§ Exercise aim
Look at the entries below and reproduce them exactly.

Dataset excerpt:
= = = = =
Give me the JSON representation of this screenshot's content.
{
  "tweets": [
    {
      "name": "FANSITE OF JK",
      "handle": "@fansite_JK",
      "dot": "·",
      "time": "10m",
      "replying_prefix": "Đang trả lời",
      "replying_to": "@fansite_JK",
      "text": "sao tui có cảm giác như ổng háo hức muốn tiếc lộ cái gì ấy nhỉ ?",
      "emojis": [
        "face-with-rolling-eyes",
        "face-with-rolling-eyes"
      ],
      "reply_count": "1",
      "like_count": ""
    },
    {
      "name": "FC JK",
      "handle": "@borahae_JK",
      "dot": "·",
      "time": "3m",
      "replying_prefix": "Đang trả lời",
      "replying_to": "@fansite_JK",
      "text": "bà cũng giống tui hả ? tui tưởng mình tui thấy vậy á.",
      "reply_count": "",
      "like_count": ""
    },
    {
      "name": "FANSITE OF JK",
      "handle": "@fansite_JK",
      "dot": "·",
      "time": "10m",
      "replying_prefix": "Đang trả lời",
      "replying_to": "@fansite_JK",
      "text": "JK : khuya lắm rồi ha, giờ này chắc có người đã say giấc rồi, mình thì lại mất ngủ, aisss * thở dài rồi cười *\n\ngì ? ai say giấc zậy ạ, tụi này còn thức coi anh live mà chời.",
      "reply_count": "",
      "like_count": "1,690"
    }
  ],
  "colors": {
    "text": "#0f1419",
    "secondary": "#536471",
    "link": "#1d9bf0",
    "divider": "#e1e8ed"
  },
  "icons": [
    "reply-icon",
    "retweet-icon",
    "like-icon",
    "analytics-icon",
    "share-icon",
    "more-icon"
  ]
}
= = = = =
§ Correct answer
Give me the JSON representation of this screenshot's content.
{
  "tweets": [
    {
      "name": "FANSITE OF JK",
      "handle": "@fansite_JK",
      "dot": "·",
      "time": "10m",
      "replying_prefix": "Đang trả lời",
      "replying_to": "@fansite_JK",
      "text": "sao tui có cảm giác như ổng háo hức muốn tiếc lộ cái gì ấy nhỉ ?",
      "emojis": [
        "face-with-rolling-eyes",
        "face-with-rolling-eyes"
      ],
      "reply_count": "1",
      "like_count": ""
    },
    {
      "name": "FC JK",
      "handle": "@borahae_JK",
      "dot": "·",
      "time": "3m",
      "replying_prefix": "Đang trả lời",
      "replying_to": "@fansite_JK",
      "text": "bà cũng giống tui hả ? tui tưởng mình tui thấy vậy á.",
      "reply_count": "",
      "like_count": ""
    },
    {
      "name": "FANSITE OF JK",
      "handle": "@fansite_JK",
      "dot": "·",
      "time": "10m",
      "replying_prefix": "Đang trả lời",
      "replying_to": "@fansite_JK",
      "text": "JK : khuya lắm rồi ha, giờ này chắc có người đã say giấc rồi, mình thì lại mất ngủ, aisss * thở dài rồi cười *\n\ngì ? ai say giấc zậy ạ, tụi này còn thức coi anh live mà chời.",
      "reply_count": "",
      "like_count": "1,690"
    }
  ],
  "colors": {
    "text": "#0f1419",
    "secondary": "#536471",
    "link": "#1d9bf0",
    "divider": "#e1e8ed"
  },
  "icons": [
    "reply-icon",
    "retweet-icon",
    "like-icon",
    "analytics-icon",
    "share-icon",
    "more-icon"
  ]
}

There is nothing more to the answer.